**Work to complete**
Output each entry below as it stands, leaving out every picture.

**Material to process**
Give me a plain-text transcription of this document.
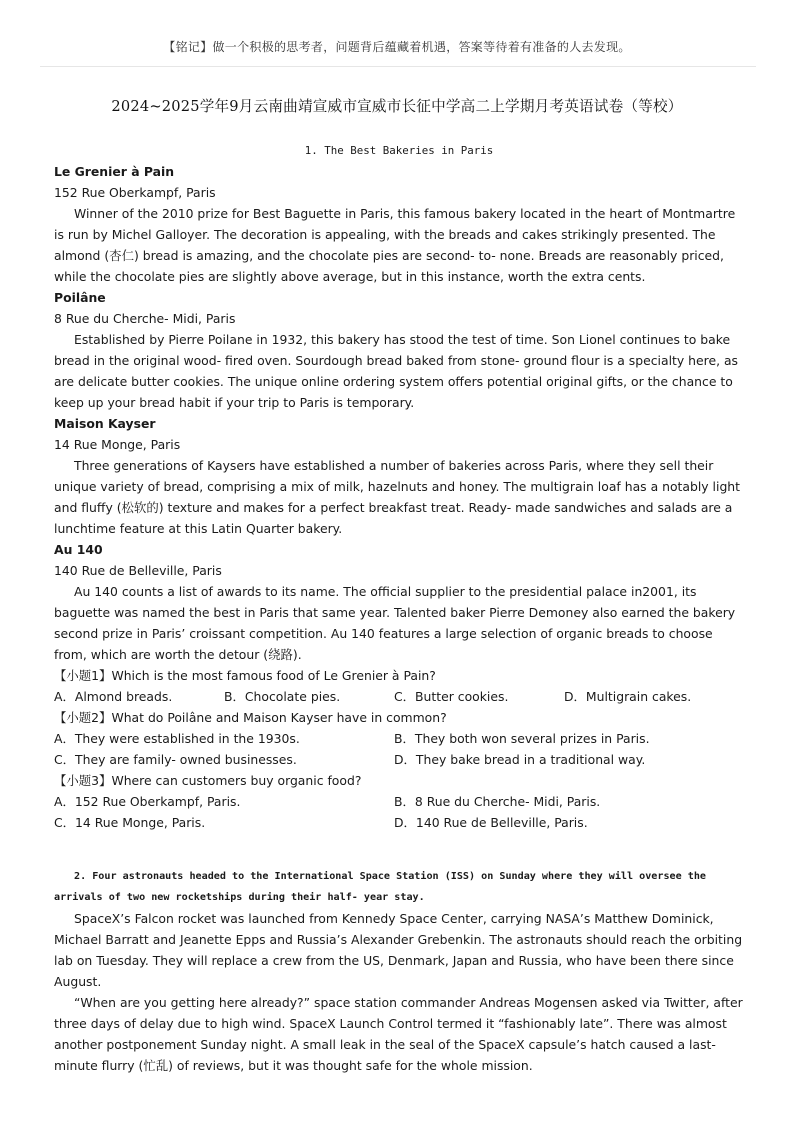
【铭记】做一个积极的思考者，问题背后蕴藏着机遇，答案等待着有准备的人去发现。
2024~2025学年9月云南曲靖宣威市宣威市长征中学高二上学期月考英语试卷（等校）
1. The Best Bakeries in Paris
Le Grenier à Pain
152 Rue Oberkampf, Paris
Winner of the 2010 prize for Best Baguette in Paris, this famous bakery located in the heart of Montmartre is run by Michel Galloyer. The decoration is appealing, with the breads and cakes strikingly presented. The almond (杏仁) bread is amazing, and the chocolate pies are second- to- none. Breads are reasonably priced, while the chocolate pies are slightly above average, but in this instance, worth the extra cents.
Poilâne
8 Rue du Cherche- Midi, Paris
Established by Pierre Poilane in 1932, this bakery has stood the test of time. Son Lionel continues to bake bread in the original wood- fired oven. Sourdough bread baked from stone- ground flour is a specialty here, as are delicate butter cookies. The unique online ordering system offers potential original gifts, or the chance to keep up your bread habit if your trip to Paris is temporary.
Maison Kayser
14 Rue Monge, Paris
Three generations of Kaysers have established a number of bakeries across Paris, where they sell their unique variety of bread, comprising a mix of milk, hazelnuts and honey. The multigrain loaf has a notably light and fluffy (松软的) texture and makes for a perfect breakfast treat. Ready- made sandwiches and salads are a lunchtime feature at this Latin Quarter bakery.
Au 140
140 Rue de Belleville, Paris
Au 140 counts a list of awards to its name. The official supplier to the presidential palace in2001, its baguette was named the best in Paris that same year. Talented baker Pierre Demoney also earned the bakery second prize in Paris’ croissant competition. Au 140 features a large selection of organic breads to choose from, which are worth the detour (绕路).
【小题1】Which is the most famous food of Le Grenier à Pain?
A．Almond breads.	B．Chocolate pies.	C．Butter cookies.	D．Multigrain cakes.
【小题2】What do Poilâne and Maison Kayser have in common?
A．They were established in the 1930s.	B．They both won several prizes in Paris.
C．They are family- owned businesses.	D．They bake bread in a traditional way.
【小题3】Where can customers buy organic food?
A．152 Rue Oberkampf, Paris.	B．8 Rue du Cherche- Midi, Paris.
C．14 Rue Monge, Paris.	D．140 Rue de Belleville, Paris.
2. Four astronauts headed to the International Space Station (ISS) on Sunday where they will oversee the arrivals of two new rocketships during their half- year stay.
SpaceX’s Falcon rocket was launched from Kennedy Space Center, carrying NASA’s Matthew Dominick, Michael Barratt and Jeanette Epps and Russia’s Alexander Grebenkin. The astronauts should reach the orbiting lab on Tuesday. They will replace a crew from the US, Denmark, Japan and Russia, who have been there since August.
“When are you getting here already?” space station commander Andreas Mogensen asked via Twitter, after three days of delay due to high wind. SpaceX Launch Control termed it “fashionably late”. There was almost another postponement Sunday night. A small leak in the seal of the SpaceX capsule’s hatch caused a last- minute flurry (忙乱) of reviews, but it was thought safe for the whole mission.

**Written reply**
Give me a plain-text transcription of this document.
【铭记】做一个积极的思考者，问题背后蕴藏着机遇，答案等待着有准备的人去发现。
2024~2025学年9月云南曲靖宣威市宣威市长征中学高二上学期月考英语试卷（等校）
1. The Best Bakeries in Paris
Le Grenier à Pain
152 Rue Oberkampf, Paris
Winner of the 2010 prize for Best Baguette in Paris, this famous bakery located in the heart of Montmartre is run by Michel Galloyer. The decoration is appealing, with the breads and cakes strikingly presented. The almond (杏仁) bread is amazing, and the chocolate pies are second- to- none. Breads are reasonably priced, while the chocolate pies are slightly above average, but in this instance, worth the extra cents.
Poilâne
8 Rue du Cherche- Midi, Paris
Established by Pierre Poilane in 1932, this bakery has stood the test of time. Son Lionel continues to bake bread in the original wood- fired oven. Sourdough bread baked from stone- ground flour is a specialty here, as are delicate butter cookies. The unique online ordering system offers potential original gifts, or the chance to keep up your bread habit if your trip to Paris is temporary.
Maison Kayser
14 Rue Monge, Paris
Three generations of Kaysers have established a number of bakeries across Paris, where they sell their unique variety of bread, comprising a mix of milk, hazelnuts and honey. The multigrain loaf has a notably light and fluffy (松软的) texture and makes for a perfect breakfast treat. Ready- made sandwiches and salads are a lunchtime feature at this Latin Quarter bakery.
Au 140
140 Rue de Belleville, Paris
Au 140 counts a list of awards to its name. The official supplier to the presidential palace in2001, its baguette was named the best in Paris that same year. Talented baker Pierre Demoney also earned the bakery second prize in Paris’ croissant competition. Au 140 features a large selection of organic breads to choose from, which are worth the detour (绕路).
【小题1】Which is the most famous food of Le Grenier à Pain?
A．Almond breads.	B．Chocolate pies.	C．Butter cookies.	D．Multigrain cakes.
【小题2】What do Poilâne and Maison Kayser have in common?
A．They were established in the 1930s.	B．They both won several prizes in Paris.
C．They are family- owned businesses.	D．They bake bread in a traditional way.
【小题3】Where can customers buy organic food?
A．152 Rue Oberkampf, Paris.	B．8 Rue du Cherche- Midi, Paris.
C．14 Rue Monge, Paris.	D．140 Rue de Belleville, Paris.
2. Four astronauts headed to the International Space Station (ISS) on Sunday where they will oversee the arrivals of two new rocketships during their half- year stay.
SpaceX’s Falcon rocket was launched from Kennedy Space Center, carrying NASA’s Matthew Dominick, Michael Barratt and Jeanette Epps and Russia’s Alexander Grebenkin. The astronauts should reach the orbiting lab on Tuesday. They will replace a crew from the US, Denmark, Japan and Russia, who have been there since August.
“When are you getting here already?” space station commander Andreas Mogensen asked via Twitter, after three days of delay due to high wind. SpaceX Launch Control termed it “fashionably late”. There was almost another postponement Sunday night. A small leak in the seal of the SpaceX capsule’s hatch caused a last- minute flurry (忙乱) of reviews, but it was thought safe for the whole mission.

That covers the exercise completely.